## Problem description
Review the material and extract every line in which the word "Setup" occurs.

## Recorded information
────────────────────────────────────────
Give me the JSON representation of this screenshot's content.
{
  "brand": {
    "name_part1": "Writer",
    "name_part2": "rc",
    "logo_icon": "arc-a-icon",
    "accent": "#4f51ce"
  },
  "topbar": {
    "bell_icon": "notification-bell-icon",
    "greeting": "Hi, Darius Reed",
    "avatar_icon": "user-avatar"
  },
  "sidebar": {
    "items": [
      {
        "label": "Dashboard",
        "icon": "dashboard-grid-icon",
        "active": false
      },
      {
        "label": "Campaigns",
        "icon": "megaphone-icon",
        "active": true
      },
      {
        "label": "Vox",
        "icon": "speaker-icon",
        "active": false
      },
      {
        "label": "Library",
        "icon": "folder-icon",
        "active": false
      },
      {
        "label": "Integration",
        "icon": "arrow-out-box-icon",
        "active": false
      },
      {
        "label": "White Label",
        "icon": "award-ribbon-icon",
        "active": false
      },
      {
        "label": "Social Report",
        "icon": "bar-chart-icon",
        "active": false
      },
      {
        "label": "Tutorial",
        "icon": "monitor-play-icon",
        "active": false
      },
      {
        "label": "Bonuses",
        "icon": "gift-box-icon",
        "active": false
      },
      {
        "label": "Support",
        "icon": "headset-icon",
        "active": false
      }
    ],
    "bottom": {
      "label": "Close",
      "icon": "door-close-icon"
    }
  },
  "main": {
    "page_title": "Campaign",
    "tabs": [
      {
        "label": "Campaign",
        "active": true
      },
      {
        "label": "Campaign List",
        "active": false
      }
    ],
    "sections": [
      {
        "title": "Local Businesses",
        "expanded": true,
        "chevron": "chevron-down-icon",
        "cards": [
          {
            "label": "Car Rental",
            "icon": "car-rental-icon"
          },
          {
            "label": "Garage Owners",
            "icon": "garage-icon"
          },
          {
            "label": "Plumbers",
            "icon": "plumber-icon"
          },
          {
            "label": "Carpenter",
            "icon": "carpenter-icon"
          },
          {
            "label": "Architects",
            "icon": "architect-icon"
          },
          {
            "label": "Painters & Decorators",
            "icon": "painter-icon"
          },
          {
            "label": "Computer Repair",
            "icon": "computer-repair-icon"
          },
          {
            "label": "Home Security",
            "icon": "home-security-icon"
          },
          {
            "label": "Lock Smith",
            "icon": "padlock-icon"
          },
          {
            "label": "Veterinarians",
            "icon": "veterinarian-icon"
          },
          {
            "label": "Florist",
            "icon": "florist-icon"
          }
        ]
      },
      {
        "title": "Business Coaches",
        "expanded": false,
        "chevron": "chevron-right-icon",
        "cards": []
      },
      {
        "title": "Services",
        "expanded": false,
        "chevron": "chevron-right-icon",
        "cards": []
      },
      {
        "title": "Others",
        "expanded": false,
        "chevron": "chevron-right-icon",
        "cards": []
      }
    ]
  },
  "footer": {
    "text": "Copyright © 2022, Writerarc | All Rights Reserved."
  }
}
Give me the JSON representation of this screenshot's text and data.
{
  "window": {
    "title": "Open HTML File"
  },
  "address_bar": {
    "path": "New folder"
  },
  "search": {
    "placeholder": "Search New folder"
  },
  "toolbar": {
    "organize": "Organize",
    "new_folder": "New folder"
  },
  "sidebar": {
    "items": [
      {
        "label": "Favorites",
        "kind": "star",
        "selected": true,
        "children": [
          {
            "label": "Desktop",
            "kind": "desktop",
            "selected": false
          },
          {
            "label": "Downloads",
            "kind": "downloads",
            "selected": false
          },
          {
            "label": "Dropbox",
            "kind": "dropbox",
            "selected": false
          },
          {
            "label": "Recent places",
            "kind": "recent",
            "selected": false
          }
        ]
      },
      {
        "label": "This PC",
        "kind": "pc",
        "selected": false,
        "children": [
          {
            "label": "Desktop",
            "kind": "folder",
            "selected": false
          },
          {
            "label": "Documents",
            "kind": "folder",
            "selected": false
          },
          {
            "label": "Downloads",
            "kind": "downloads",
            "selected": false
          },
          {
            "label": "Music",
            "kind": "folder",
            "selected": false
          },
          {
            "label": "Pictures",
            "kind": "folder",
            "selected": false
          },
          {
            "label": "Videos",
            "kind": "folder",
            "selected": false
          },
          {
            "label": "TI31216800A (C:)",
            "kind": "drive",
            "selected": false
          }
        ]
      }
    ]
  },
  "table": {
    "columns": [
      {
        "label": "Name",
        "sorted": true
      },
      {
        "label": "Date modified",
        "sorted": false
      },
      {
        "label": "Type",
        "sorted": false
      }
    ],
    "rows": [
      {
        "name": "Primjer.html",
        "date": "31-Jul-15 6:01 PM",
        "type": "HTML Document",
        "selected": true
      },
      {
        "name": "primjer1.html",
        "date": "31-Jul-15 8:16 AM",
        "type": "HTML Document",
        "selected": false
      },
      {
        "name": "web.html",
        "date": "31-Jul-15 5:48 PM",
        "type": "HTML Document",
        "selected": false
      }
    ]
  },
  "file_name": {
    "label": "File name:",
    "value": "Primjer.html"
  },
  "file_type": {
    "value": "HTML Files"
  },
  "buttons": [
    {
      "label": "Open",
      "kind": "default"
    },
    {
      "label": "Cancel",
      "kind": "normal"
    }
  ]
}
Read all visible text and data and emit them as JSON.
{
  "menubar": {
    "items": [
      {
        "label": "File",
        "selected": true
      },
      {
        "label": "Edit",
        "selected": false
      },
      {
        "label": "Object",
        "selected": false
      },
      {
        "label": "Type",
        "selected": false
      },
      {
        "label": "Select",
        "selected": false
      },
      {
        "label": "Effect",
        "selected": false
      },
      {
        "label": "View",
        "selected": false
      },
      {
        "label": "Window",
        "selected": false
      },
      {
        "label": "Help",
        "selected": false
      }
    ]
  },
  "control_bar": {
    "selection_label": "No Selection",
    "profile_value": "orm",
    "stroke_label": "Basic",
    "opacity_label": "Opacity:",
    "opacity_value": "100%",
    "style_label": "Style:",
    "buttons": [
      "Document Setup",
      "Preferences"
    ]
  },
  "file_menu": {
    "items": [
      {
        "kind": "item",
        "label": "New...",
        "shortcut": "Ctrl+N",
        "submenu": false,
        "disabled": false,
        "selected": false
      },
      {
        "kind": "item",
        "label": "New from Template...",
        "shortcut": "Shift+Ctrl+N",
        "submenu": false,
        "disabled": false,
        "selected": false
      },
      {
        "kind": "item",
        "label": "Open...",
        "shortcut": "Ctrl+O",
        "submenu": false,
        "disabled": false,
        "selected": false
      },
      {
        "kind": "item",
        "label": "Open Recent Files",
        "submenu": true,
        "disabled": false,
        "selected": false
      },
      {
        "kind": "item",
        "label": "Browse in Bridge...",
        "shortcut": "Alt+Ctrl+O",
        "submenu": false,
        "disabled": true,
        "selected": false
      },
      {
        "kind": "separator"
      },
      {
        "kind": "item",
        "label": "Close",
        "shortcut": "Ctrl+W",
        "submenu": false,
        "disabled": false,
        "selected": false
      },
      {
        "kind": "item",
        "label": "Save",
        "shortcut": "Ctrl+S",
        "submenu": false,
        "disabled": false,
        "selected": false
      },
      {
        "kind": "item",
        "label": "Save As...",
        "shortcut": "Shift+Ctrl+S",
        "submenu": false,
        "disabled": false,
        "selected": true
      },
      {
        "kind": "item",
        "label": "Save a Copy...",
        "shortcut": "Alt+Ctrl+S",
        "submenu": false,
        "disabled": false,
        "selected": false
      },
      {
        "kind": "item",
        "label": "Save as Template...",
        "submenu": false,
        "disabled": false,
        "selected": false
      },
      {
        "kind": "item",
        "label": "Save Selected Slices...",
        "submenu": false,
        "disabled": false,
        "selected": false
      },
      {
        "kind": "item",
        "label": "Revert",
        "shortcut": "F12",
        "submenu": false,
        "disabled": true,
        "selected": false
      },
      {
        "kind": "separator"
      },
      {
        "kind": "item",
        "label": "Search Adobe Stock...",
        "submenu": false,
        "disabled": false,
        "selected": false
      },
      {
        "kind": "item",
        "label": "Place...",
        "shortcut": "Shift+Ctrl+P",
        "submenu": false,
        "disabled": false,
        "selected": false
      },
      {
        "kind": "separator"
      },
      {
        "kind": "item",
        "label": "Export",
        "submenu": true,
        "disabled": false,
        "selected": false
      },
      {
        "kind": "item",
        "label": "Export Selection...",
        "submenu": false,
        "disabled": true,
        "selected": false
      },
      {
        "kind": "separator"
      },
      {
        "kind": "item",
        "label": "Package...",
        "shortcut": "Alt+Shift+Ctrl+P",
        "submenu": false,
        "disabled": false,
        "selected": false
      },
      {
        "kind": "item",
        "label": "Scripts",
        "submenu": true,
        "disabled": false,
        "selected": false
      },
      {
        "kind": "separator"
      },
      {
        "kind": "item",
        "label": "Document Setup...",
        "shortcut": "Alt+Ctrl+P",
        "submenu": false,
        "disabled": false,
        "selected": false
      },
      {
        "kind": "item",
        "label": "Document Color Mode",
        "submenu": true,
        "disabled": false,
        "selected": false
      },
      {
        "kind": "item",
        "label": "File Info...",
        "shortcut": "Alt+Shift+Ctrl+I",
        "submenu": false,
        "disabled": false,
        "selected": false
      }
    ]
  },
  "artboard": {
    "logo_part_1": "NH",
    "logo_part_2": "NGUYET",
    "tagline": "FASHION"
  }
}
────────────────────────────────────────
## Exercise output
      "Document Setup",
        "label": "Document Setup...",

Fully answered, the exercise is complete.